━━━━━ Data for this exercise
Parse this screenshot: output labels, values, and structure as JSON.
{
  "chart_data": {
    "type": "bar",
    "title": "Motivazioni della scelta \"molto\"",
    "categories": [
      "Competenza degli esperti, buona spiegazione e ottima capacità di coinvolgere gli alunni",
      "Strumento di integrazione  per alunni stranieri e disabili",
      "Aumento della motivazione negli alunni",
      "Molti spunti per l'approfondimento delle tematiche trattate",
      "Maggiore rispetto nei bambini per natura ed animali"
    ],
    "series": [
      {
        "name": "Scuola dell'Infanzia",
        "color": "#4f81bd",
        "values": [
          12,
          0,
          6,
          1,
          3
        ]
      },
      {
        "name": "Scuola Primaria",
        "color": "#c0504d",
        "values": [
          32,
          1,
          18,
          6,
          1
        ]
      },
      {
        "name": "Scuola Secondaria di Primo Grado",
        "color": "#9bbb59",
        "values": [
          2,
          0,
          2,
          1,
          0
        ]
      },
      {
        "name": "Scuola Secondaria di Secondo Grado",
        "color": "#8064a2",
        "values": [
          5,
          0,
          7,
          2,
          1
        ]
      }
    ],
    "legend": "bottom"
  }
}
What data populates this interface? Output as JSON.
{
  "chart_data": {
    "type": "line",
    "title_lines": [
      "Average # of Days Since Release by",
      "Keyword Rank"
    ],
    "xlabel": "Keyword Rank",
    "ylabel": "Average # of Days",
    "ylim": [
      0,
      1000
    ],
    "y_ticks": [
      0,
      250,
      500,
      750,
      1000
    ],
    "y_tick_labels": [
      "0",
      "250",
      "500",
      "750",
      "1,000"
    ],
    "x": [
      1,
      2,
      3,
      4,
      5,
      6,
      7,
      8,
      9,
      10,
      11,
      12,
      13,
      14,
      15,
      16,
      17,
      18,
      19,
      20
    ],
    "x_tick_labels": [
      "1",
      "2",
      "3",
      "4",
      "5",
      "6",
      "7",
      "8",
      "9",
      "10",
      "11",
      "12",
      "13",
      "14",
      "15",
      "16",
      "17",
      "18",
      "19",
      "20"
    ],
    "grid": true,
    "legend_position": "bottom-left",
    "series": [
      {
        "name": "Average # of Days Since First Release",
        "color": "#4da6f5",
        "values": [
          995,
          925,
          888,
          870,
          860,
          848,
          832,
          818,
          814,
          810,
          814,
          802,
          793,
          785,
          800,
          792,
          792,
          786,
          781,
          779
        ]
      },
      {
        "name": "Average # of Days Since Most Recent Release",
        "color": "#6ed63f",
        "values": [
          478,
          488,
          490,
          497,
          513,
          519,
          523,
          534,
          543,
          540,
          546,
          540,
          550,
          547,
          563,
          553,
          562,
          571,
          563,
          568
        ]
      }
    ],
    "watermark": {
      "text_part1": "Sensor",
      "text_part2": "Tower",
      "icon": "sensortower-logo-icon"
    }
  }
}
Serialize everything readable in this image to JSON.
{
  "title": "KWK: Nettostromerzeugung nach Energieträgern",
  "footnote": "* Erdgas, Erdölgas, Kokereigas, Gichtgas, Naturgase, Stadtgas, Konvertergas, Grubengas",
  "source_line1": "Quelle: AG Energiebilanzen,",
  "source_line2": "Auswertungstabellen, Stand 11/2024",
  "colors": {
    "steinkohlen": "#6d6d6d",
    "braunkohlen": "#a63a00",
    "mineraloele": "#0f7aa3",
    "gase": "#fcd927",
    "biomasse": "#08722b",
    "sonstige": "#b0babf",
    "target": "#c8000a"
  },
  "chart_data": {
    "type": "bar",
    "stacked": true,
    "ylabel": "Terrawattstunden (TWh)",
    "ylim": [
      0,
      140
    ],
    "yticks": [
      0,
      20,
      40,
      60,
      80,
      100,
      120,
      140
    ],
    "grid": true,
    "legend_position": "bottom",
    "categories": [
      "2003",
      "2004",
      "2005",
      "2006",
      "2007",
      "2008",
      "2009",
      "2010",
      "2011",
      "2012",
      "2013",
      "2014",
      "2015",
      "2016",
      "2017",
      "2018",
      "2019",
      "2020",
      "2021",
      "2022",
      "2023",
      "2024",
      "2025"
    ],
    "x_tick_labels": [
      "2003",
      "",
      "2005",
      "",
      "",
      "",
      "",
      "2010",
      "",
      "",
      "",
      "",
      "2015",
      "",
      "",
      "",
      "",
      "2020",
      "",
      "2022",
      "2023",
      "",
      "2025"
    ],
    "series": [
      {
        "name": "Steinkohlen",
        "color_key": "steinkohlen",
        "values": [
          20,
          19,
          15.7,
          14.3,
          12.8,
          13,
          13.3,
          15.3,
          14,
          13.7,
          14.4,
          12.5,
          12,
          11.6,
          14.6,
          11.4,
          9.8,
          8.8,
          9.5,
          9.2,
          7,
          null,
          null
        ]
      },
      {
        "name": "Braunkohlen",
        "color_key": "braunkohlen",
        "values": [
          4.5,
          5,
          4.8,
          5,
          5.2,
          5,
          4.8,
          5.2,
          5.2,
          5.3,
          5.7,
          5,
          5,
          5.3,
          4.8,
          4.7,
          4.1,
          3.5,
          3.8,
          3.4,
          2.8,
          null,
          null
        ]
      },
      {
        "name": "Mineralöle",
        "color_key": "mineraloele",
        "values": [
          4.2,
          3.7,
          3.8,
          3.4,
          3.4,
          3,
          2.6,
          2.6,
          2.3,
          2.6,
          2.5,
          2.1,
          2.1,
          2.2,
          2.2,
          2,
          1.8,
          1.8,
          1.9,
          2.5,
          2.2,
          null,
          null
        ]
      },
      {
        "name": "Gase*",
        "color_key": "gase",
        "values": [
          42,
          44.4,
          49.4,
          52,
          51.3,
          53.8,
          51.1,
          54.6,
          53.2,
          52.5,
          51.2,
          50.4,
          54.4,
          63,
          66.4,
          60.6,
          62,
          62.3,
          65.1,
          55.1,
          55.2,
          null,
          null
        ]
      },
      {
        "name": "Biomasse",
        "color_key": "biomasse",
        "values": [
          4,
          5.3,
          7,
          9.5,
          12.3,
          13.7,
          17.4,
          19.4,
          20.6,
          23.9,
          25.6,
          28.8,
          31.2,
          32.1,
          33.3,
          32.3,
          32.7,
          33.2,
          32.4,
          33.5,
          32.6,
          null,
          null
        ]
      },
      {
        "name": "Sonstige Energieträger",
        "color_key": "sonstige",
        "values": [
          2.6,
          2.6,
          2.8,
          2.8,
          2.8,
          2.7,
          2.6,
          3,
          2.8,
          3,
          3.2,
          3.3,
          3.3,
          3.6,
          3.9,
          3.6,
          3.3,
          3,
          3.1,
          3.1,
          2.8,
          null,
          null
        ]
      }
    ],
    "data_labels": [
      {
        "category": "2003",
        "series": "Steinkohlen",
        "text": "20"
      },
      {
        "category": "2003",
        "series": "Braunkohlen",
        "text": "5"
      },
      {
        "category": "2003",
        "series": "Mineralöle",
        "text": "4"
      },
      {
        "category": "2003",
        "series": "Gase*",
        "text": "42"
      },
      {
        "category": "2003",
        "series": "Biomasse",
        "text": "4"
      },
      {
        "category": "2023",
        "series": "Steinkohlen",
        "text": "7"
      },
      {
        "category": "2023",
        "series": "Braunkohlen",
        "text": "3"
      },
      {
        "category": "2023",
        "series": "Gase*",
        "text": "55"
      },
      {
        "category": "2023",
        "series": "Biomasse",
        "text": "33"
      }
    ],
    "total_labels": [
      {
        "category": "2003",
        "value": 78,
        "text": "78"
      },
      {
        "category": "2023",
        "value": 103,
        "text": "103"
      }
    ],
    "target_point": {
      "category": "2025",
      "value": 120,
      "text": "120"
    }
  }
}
━━━━━━━━━━
Look for the word "mineraloele" and return every line where it occurs.

▶ [Exercise result]
    "mineraloele": "#0f7aa3",
        "color_key": "mineraloele",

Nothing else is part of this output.